>> Begin Document extract

9 files changed, 107 insertions, 5 deletions
diff --git a/definitions.tex b/definitions.tex
index 139a6db..378781d 100644
--- a/definitions.tex
+++ b/definitions.tex
@@ -1,9 +1,12 @@
+\newcommand{\mutual}{\ensuremath{{I}}}
+\newcommand{\entropy}{\ensuremath{{H}}}
 \newtheorem{lemma}{Lemma}
 \newtheorem{fact}{Fact}
 \newtheorem{example}{Example}
 \newtheorem{prop}{Proposition}
 \newtheorem{theorem}{Theorem}
-\newcommand*{\defeq}{\stackrel{\text{def}}{=}}
+%\newcommand*{\defeq}{\stackrel{\text{def}}{=}}
+\newcommand*{\defeq}{\equiv}
 \newcommand{\var}{\mathop{\mathrm{Var}}}
 \newcommand{\condexp}[2]{\mathop{\mathbb{E}}\left[#1|#2\right]}
 \newcommand{\expt}[1]{\mathop{\mathbb{E}}\left[#1\right]}
diff --git a/paper.tex b/paper.tex
index 4577bfa..46ad60a 100644
--- a/paper.tex
+++ b/paper.tex
@@ -4,7 +4,7 @@
 \usepackage{algorithm}
 \usepackage{algpseudocode,bbm,color,verbatim}
 \input{definitions}
-\title{Budgeted Auctions for Experiment Design}
+\title{Budgeted Auctions for Experimental Design}
 \begin{document}
 
 \maketitle
@@ -16,7 +16,7 @@
 \input{problem}
 \section{Main result}
 \input{main}
-\section{General setup}
+\section{Extension to Other Problems}
 \input{general}
 \section{Conclusion}
 \input{conclusion}
diff --git a/papers/chaloner.pdf b/papers/chaloner.pdf
new file mode 100644
index 0000000..184eb39
--- /dev/null
+++ b/papers/chaloner.pdf
diff --git a/papers/experimental_design/degroot1.pdf b/papers/experimental_design/degroot1.pdf
new file mode 100644
index 0000000..efe4131
--- /dev/null
+++ b/papers/experimental_design/degroot1.pdf
diff --git a/papers/experimental_design/ginebra.pdf b/papers/experimental_design/ginebra.pdf
new file mode 100644
index 0000000..d1010d5
--- /dev/null
+++ b/papers/experimental_design/ginebra.pdf
diff --git a/papers/experimental_design/kiefer.pdf b/papers/experimental_design/kiefer.pdf
new file mode 100644
index 0000000..c1e9423
--- /dev/null
+++ b/papers/experimental_design/kiefer.pdf
diff --git a/papers/experimental_design/lindley.pdf b/papers/experimental_design/lindley.pdf
new file mode 100644
index 0000000..dd73e3d
--- /dev/null
+++ b/papers/experimental_design/lindley.pdf
diff --git a/papers/experimental_design/max-ent00.pdf b/papers/experimental_design/max-ent00.pdf
new file mode 100644
index 0000000..410626e
--- /dev/null
+++ b/papers/experimental_design/max-ent00.pdf
diff --git a/problem.tex b/problem.tex
index e25e5c3..3faef3b 100644
--- a/problem.tex
+++ b/problem.tex
@@ -1,6 +1,106 @@
+\subsection{Experimental Design}
+In the context of experimental design, an \emph{experiment} is a random variable $E$ sampled from a distribution $P_\beta$, where $\beta\in \Omega$ is an unknown parameter. An experimenter wishes to learn parameter $\beta$, and can chose among a set of possible different experiments, all of which have distributions parametrized by the same $\beta$.

>> End Document extract
>> Begin Raw data

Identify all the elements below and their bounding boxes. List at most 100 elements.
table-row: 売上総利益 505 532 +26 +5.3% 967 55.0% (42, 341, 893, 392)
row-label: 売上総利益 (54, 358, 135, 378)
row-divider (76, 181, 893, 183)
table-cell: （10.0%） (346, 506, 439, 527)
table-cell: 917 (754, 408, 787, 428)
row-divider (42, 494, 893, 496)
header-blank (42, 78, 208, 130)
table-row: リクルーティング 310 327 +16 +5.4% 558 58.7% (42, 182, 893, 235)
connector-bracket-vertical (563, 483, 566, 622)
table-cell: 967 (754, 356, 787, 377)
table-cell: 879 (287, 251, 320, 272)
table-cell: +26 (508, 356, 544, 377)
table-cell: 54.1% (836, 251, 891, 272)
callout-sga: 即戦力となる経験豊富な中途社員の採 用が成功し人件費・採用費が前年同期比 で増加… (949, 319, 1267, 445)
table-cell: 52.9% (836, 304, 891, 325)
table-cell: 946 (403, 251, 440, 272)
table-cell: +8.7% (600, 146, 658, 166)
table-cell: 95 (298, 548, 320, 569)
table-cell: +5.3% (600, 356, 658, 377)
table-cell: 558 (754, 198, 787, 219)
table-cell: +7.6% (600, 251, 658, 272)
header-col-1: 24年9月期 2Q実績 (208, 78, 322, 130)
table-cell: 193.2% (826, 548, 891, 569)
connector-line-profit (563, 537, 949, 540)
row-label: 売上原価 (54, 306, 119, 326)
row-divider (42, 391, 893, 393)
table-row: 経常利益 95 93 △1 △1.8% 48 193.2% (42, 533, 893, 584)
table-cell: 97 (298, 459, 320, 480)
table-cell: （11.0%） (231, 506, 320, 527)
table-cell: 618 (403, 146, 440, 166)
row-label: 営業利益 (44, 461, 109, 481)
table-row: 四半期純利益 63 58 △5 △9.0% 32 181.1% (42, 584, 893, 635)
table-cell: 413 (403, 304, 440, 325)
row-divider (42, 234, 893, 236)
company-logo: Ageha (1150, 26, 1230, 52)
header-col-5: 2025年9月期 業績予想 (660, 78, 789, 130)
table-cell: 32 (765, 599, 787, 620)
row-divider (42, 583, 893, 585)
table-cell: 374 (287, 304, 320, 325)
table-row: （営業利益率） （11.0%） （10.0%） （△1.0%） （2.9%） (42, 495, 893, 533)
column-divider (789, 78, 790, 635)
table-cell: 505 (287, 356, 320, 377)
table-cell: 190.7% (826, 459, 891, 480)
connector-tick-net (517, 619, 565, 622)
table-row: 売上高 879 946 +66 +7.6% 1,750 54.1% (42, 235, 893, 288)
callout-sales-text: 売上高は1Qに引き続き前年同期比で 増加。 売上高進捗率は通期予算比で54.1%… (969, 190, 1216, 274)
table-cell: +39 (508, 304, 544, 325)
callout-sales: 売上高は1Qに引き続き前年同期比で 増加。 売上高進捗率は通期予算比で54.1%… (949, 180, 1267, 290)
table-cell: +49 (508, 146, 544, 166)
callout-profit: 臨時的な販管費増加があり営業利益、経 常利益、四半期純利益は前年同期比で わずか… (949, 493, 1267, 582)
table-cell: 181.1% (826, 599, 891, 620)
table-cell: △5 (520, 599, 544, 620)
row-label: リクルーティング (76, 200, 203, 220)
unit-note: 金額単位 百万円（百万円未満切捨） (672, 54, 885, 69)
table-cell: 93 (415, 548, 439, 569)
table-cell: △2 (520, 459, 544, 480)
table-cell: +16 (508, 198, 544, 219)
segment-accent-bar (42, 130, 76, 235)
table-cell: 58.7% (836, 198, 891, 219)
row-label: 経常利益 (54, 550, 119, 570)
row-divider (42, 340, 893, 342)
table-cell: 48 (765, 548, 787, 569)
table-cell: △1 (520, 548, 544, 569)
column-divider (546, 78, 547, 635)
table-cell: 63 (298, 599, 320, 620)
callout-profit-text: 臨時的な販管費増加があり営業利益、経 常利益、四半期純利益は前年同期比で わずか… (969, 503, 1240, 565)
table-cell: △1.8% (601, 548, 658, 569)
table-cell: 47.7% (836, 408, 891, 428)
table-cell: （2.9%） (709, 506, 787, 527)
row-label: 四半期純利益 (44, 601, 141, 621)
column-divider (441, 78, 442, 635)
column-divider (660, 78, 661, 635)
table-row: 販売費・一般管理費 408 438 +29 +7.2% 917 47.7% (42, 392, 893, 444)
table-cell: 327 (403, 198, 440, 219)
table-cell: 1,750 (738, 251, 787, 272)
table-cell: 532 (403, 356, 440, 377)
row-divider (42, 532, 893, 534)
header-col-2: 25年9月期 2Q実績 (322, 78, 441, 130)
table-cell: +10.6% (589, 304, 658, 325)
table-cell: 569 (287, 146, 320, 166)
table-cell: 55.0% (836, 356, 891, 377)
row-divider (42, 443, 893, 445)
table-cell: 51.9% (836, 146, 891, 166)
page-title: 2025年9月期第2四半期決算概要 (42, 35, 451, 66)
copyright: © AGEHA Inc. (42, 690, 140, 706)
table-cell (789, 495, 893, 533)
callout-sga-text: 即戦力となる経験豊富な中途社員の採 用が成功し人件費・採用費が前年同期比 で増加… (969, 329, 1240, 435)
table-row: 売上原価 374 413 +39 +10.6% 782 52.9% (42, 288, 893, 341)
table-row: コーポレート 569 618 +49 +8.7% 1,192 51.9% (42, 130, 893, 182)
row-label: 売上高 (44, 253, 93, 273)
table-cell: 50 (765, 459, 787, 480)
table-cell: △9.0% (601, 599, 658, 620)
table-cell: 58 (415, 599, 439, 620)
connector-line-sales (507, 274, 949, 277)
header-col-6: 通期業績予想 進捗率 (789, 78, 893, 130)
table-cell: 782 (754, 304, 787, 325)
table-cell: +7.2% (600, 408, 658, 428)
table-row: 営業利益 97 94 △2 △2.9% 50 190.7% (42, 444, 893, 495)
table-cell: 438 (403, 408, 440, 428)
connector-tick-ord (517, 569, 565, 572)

>> End Raw data
>> Begin Raw data

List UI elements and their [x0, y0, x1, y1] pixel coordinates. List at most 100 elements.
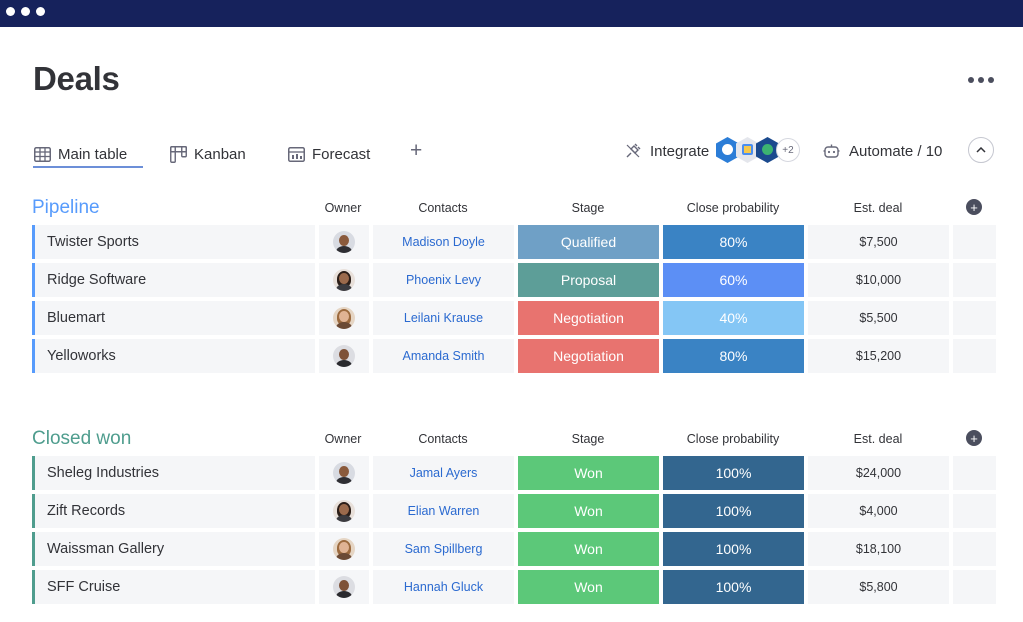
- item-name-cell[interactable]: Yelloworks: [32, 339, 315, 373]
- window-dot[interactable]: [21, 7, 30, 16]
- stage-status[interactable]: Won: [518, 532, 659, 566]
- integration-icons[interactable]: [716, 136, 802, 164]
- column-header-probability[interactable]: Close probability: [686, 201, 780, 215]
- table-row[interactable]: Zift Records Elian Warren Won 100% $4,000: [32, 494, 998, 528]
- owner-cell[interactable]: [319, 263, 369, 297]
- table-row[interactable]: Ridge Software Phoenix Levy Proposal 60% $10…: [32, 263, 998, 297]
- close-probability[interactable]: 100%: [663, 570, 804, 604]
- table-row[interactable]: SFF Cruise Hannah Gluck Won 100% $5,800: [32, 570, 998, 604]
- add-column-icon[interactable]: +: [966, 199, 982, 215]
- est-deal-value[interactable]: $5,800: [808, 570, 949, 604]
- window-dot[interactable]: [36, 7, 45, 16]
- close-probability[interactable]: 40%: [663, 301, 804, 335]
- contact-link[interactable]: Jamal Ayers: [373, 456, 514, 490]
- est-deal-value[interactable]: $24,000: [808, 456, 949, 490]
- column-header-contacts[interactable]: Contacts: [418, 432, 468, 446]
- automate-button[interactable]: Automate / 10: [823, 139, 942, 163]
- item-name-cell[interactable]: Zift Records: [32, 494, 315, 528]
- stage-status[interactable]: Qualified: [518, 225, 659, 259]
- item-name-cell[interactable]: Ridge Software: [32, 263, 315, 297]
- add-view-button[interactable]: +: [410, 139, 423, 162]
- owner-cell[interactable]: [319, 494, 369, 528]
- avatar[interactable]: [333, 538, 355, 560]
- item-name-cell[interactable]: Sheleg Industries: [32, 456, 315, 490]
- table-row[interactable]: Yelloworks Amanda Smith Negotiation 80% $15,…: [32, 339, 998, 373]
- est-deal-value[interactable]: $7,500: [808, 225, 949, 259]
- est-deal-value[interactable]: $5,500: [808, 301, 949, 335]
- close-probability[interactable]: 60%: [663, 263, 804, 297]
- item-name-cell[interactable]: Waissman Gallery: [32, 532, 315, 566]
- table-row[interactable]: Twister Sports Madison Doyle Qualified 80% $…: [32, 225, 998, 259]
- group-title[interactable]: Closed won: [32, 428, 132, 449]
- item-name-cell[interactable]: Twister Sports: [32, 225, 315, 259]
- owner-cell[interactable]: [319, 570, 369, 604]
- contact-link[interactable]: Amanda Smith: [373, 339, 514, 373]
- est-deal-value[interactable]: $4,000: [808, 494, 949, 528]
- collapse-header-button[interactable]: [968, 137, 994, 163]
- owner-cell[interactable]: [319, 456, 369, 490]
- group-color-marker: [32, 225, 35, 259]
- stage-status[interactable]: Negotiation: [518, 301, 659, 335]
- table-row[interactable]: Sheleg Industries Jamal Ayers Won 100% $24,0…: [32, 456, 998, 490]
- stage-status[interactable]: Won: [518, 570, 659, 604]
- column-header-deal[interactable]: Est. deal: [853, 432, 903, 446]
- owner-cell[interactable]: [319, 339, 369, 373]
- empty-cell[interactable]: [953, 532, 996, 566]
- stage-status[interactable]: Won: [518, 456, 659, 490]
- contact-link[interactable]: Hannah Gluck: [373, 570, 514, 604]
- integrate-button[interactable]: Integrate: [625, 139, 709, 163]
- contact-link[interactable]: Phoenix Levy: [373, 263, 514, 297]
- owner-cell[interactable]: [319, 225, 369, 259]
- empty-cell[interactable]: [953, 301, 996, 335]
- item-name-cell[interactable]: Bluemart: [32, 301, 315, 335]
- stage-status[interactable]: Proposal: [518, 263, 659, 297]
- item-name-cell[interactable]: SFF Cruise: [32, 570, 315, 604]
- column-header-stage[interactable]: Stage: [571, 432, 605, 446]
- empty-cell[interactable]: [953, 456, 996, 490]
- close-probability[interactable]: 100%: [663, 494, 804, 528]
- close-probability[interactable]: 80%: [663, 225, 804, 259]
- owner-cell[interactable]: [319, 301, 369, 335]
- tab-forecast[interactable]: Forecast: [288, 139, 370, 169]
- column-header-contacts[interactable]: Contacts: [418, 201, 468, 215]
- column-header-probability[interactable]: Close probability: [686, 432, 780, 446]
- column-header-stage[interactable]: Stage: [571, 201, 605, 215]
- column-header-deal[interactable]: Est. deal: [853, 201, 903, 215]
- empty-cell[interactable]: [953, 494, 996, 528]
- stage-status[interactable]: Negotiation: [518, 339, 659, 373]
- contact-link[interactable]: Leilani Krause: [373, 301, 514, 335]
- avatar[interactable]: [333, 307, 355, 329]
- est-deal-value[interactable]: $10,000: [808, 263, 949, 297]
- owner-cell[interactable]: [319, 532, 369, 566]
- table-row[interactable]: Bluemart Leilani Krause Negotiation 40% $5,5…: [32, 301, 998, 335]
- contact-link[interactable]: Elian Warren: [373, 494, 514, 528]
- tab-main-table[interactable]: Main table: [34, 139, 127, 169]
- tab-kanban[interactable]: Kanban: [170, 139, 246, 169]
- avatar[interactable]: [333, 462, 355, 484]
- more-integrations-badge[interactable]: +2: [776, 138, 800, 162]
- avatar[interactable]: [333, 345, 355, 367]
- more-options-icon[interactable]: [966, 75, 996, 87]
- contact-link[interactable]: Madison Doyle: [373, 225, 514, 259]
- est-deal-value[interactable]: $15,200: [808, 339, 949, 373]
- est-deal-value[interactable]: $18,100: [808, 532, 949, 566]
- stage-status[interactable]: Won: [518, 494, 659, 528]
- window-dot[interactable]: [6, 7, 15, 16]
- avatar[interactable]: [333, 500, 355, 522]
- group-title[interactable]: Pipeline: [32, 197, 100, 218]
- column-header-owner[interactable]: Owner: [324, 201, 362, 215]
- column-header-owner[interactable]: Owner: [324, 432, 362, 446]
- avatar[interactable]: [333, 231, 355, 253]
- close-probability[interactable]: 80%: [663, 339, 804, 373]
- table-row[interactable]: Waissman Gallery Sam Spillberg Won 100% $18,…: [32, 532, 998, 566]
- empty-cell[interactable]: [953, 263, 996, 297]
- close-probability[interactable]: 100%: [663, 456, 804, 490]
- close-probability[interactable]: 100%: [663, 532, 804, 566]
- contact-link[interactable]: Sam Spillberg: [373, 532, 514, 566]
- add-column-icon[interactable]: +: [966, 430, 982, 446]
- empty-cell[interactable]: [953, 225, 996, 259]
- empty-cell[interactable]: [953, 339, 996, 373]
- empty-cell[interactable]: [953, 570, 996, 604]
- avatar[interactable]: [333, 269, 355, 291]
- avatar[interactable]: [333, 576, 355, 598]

>> End Raw data
>> Begin Raw data

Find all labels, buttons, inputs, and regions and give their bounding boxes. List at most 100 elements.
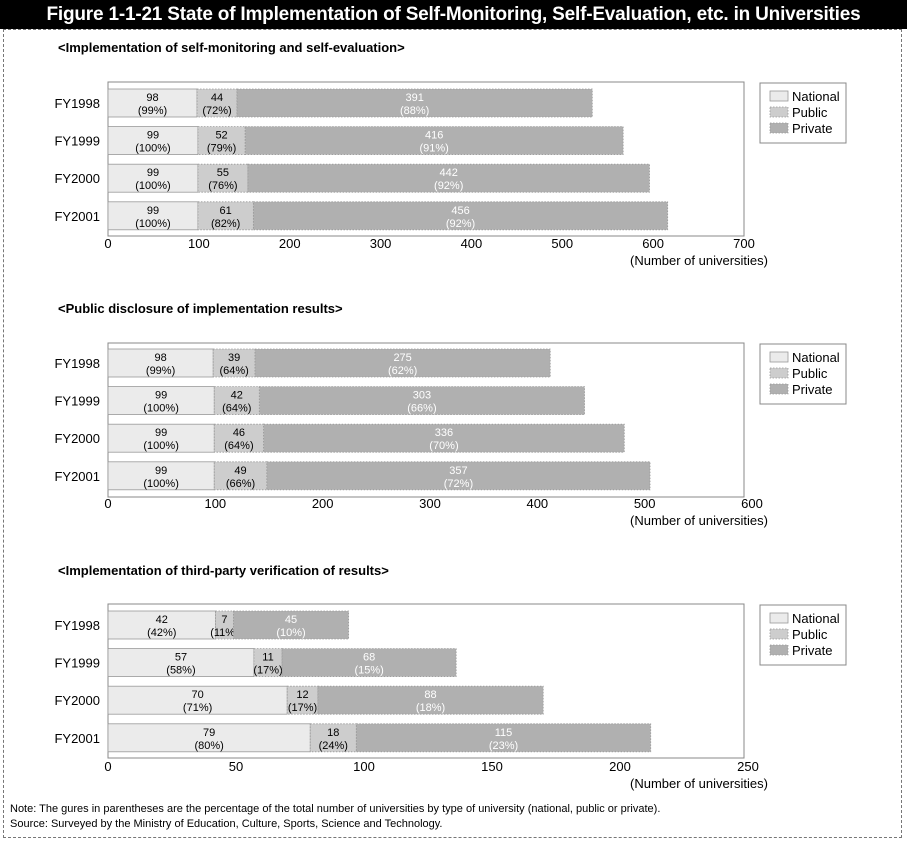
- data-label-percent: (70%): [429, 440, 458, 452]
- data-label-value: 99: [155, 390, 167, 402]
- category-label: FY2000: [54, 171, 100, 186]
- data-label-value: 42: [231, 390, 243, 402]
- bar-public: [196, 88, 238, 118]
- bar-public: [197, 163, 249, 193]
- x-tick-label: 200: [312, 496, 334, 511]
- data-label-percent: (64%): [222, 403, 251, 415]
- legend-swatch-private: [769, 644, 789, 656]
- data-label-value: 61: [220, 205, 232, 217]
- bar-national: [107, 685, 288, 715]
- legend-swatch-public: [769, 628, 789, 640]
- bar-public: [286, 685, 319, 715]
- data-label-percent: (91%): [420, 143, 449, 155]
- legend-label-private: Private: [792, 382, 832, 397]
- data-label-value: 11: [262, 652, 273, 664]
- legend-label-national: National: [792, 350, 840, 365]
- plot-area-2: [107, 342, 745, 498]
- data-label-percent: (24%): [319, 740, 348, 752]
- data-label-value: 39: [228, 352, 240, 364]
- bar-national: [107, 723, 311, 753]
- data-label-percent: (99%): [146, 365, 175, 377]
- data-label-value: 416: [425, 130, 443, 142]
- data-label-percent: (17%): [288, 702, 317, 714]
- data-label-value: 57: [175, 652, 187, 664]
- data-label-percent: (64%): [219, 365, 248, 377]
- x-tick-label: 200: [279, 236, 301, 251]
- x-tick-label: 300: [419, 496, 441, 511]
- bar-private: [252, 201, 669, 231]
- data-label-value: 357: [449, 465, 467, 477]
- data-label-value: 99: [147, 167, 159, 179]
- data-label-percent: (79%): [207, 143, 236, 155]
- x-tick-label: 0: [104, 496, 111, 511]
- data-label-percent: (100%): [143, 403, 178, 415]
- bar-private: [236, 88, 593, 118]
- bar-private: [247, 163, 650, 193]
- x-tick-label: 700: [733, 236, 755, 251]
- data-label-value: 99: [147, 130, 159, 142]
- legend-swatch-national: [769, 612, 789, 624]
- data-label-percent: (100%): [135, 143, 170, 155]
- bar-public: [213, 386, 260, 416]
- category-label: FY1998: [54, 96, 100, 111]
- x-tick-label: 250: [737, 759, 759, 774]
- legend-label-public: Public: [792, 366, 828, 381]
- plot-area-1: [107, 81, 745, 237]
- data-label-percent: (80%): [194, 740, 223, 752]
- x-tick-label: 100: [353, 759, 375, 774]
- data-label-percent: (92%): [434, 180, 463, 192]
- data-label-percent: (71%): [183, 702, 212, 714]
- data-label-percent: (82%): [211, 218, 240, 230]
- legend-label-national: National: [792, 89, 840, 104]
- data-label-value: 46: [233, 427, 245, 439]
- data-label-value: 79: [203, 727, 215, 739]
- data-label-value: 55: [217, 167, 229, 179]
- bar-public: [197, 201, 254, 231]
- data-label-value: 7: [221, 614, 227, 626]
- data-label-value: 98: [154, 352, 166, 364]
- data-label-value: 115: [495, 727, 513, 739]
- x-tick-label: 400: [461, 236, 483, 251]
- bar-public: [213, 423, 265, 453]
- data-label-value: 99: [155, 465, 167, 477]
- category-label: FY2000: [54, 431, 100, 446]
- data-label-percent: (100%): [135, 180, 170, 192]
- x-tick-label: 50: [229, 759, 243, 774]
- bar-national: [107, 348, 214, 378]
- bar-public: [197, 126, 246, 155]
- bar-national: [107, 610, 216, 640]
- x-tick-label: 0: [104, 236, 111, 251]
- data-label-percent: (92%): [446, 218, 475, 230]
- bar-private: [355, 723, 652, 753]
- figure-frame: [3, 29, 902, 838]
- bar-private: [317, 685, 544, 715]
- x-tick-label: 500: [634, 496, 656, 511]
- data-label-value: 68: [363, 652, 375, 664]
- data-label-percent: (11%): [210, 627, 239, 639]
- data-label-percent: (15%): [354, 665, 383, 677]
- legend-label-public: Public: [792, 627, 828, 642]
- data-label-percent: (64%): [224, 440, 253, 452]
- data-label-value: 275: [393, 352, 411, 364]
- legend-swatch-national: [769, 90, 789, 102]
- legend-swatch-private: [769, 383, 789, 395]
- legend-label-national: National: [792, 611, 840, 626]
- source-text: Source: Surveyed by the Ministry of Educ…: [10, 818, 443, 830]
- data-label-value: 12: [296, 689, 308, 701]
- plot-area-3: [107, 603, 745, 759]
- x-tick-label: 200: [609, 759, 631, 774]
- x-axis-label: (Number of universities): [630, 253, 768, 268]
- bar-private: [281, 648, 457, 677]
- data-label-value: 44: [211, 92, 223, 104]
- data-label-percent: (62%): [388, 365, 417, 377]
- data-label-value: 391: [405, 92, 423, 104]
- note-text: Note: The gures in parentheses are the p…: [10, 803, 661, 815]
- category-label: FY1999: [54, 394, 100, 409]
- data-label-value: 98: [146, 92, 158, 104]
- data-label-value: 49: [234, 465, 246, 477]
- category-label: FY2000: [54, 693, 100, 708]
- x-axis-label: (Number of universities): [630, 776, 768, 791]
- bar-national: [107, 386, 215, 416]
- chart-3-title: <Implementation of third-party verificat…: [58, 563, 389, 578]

>> End Raw data

§ **Given exercise**: Continue the git diff for the experimental design paper, starting after its last line.

§ **Task response**:
+
+The problem of optimal experimental design amounts to determining an experiment that maximizes the information revealed about parameter $\beta$. 
+Though a variety of different measures of information exist in literature (see, \emph{e.g.}, \cite{ginebra}), the so-called \emph{value of information} \cite{lindley} is commonly used in traditional Bayesian experimental design  \cite{lindley}. In particular, in the Bayesian setup, it is assumed that $\beta$ is sampled from a well-known prior distribution. The value of an experiment $E$ is then defined as the expected change in the entropy of $\beta$ (\emph{i.e.}, the mutual information between $E$ an $\beta$), given by
+\begin{align}
+ \mutual(\beta; E) =  \entropy(\beta) - \entropy(\beta \mid E).\label{voi}
+\end{align} 
+%where $H(\beta)$ is the entropy of the prior distribution and $\entropy(\beta \mid E)$ is the conditional entropy con
+\subsection{Linear Regression}
+In this paper, we focus on \emph{linear regression} experiments, aiming to discover a linear function from user data. In particular, we consider a set of $n$ users $\mathcal{N} = \{1,\ldots, n\}$. Each user
+$i\in\mathcal{N}$ has a public vector of features $x_i\in\reals^d$, $\norm{x_i}_2\leq 1$, and an
+undisclosed piece of information $y_i\in\reals$.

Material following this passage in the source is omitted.